▸ WHAT NEEDS TO BE DONE:
Restate the data below word for word. Skip any images it contains.

>> begin ENTRIES PROVIDED

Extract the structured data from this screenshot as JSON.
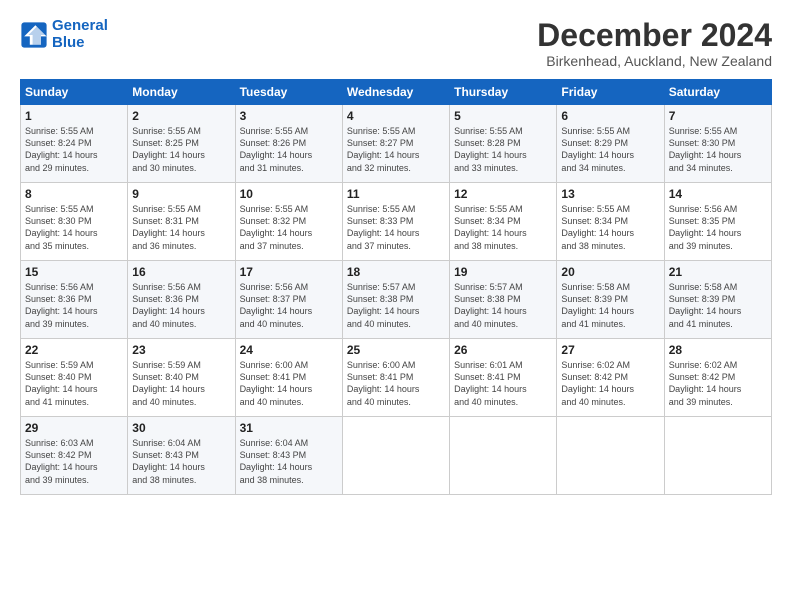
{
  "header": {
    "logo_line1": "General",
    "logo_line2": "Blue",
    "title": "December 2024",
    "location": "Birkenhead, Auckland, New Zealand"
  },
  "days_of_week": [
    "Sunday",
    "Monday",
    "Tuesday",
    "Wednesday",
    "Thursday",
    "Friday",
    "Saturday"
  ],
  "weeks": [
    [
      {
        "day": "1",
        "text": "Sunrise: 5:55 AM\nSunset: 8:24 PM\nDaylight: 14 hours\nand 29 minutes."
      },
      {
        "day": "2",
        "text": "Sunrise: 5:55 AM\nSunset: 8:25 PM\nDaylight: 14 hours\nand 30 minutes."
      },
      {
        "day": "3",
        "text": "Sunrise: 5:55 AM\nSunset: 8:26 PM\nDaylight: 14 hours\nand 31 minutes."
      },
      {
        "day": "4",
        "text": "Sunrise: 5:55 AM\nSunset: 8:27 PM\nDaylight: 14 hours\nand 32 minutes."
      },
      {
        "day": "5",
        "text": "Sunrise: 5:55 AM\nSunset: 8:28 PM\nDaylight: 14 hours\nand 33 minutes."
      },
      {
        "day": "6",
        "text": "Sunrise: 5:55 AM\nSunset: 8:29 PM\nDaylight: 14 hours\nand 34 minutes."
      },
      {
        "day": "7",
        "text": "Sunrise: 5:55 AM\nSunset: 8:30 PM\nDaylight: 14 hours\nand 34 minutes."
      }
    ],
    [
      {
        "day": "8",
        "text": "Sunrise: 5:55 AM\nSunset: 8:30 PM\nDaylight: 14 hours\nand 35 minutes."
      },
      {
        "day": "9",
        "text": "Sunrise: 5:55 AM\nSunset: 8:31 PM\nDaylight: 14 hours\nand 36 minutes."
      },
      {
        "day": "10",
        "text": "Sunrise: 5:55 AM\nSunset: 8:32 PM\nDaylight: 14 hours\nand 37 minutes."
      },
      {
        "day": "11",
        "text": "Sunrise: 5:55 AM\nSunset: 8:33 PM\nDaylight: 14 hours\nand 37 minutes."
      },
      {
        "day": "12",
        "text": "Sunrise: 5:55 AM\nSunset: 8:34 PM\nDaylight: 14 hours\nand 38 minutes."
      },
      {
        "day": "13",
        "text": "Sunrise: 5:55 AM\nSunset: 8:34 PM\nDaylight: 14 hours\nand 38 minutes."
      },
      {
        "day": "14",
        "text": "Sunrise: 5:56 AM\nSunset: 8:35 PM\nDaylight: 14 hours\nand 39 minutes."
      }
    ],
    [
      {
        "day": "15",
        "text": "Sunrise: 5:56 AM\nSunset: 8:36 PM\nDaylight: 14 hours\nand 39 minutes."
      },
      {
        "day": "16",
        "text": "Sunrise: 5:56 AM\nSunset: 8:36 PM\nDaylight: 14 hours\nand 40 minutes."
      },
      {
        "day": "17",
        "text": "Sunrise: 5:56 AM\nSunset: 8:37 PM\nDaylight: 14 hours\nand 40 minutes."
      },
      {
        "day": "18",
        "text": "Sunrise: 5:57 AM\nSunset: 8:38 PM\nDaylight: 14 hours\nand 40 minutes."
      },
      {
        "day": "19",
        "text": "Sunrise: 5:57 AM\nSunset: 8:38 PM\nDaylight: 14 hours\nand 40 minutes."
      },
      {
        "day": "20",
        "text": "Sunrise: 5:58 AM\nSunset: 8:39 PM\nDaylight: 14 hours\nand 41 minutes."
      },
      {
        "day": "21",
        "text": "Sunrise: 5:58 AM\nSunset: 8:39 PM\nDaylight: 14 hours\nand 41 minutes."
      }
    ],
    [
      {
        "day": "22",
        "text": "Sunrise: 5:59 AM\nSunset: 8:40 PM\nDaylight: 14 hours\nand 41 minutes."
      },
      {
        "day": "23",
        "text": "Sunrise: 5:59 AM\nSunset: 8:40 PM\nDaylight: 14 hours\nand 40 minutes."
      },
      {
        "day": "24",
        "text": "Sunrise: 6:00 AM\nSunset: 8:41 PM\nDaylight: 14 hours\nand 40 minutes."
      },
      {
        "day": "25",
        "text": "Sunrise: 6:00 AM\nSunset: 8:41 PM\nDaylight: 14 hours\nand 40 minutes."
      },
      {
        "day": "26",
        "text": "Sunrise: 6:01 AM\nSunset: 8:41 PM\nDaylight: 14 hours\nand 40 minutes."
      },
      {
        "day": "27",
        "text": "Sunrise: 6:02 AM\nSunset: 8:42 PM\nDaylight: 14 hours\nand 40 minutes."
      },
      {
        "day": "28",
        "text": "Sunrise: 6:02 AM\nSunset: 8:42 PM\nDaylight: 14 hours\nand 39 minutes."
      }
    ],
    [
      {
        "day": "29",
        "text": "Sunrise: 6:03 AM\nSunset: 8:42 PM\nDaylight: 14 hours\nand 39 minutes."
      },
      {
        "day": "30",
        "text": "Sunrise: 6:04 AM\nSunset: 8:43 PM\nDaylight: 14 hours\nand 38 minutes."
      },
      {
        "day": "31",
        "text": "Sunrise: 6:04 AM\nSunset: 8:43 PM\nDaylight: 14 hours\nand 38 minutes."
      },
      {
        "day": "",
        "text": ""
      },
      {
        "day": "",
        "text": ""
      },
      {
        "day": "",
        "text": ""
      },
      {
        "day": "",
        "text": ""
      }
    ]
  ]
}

>> end ENTRIES PROVIDED

▸ FULL ANSWER:
Extract the structured data from this screenshot as JSON.
{
  "header": {
    "logo_line1": "General",
    "logo_line2": "Blue",
    "title": "December 2024",
    "location": "Birkenhead, Auckland, New Zealand"
  },
  "days_of_week": [
    "Sunday",
    "Monday",
    "Tuesday",
    "Wednesday",
    "Thursday",
    "Friday",
    "Saturday"
  ],
  "weeks": [
    [
      {
        "day": "1",
        "text": "Sunrise: 5:55 AM\nSunset: 8:24 PM\nDaylight: 14 hours\nand 29 minutes."
      },
      {
        "day": "2",
        "text": "Sunrise: 5:55 AM\nSunset: 8:25 PM\nDaylight: 14 hours\nand 30 minutes."
      },
      {
        "day": "3",
        "text": "Sunrise: 5:55 AM\nSunset: 8:26 PM\nDaylight: 14 hours\nand 31 minutes."
      },
      {
        "day": "4",
        "text": "Sunrise: 5:55 AM\nSunset: 8:27 PM\nDaylight: 14 hours\nand 32 minutes."
      },
      {
        "day": "5",
        "text": "Sunrise: 5:55 AM\nSunset: 8:28 PM\nDaylight: 14 hours\nand 33 minutes."
      },
      {
        "day": "6",
        "text": "Sunrise: 5:55 AM\nSunset: 8:29 PM\nDaylight: 14 hours\nand 34 minutes."
      },
      {
        "day": "7",
        "text": "Sunrise: 5:55 AM\nSunset: 8:30 PM\nDaylight: 14 hours\nand 34 minutes."
      }
    ],
    [
      {
        "day": "8",
        "text": "Sunrise: 5:55 AM\nSunset: 8:30 PM\nDaylight: 14 hours\nand 35 minutes."
      },
      {
        "day": "9",
        "text": "Sunrise: 5:55 AM\nSunset: 8:31 PM\nDaylight: 14 hours\nand 36 minutes."
      },
      {
        "day": "10",
        "text": "Sunrise: 5:55 AM\nSunset: 8:32 PM\nDaylight: 14 hours\nand 37 minutes."
      },
      {
        "day": "11",
        "text": "Sunrise: 5:55 AM\nSunset: 8:33 PM\nDaylight: 14 hours\nand 37 minutes."
      },
      {
        "day": "12",
        "text": "Sunrise: 5:55 AM\nSunset: 8:34 PM\nDaylight: 14 hours\nand 38 minutes."
      },
      {
        "day": "13",
        "text": "Sunrise: 5:55 AM\nSunset: 8:34 PM\nDaylight: 14 hours\nand 38 minutes."
      },
      {
        "day": "14",
        "text": "Sunrise: 5:56 AM\nSunset: 8:35 PM\nDaylight: 14 hours\nand 39 minutes."
      }
    ],
    [
      {
        "day": "15",
        "text": "Sunrise: 5:56 AM\nSunset: 8:36 PM\nDaylight: 14 hours\nand 39 minutes."
      },
      {
        "day": "16",
        "text": "Sunrise: 5:56 AM\nSunset: 8:36 PM\nDaylight: 14 hours\nand 40 minutes."
      },
      {
        "day": "17",
        "text": "Sunrise: 5:56 AM\nSunset: 8:37 PM\nDaylight: 14 hours\nand 40 minutes."
      },
      {
        "day": "18",
        "text": "Sunrise: 5:57 AM\nSunset: 8:38 PM\nDaylight: 14 hours\nand 40 minutes."
      },
      {
        "day": "19",
        "text": "Sunrise: 5:57 AM\nSunset: 8:38 PM\nDaylight: 14 hours\nand 40 minutes."
      },
      {
        "day": "20",
        "text": "Sunrise: 5:58 AM\nSunset: 8:39 PM\nDaylight: 14 hours\nand 41 minutes."
      },
      {
        "day": "21",
        "text": "Sunrise: 5:58 AM\nSunset: 8:39 PM\nDaylight: 14 hours\nand 41 minutes."
      }
    ],
    [
      {
        "day": "22",
        "text": "Sunrise: 5:59 AM\nSunset: 8:40 PM\nDaylight: 14 hours\nand 41 minutes."
      },
      {
        "day": "23",
        "text": "Sunrise: 5:59 AM\nSunset: 8:40 PM\nDaylight: 14 hours\nand 40 minutes."
      },
      {
        "day": "24",
        "text": "Sunrise: 6:00 AM\nSunset: 8:41 PM\nDaylight: 14 hours\nand 40 minutes."
      },
      {
        "day": "25",
        "text": "Sunrise: 6:00 AM\nSunset: 8:41 PM\nDaylight: 14 hours\nand 40 minutes."
      },
      {
        "day": "26",
        "text": "Sunrise: 6:01 AM\nSunset: 8:41 PM\nDaylight: 14 hours\nand 40 minutes."
      },
      {
        "day": "27",
        "text": "Sunrise: 6:02 AM\nSunset: 8:42 PM\nDaylight: 14 hours\nand 40 minutes."
      },
      {
        "day": "28",
        "text": "Sunrise: 6:02 AM\nSunset: 8:42 PM\nDaylight: 14 hours\nand 39 minutes."
      }
    ],
    [
      {
        "day": "29",
        "text": "Sunrise: 6:03 AM\nSunset: 8:42 PM\nDaylight: 14 hours\nand 39 minutes."
      },
      {
        "day": "30",
        "text": "Sunrise: 6:04 AM\nSunset: 8:43 PM\nDaylight: 14 hours\nand 38 minutes."
      },
      {
        "day": "31",
        "text": "Sunrise: 6:04 AM\nSunset: 8:43 PM\nDaylight: 14 hours\nand 38 minutes."
      },
      {
        "day": "",
        "text": ""
      },
      {
        "day": "",
        "text": ""
      },
      {
        "day": "",
        "text": ""
      },
      {
        "day": "",
        "text": ""
      }
    ]
  ]
}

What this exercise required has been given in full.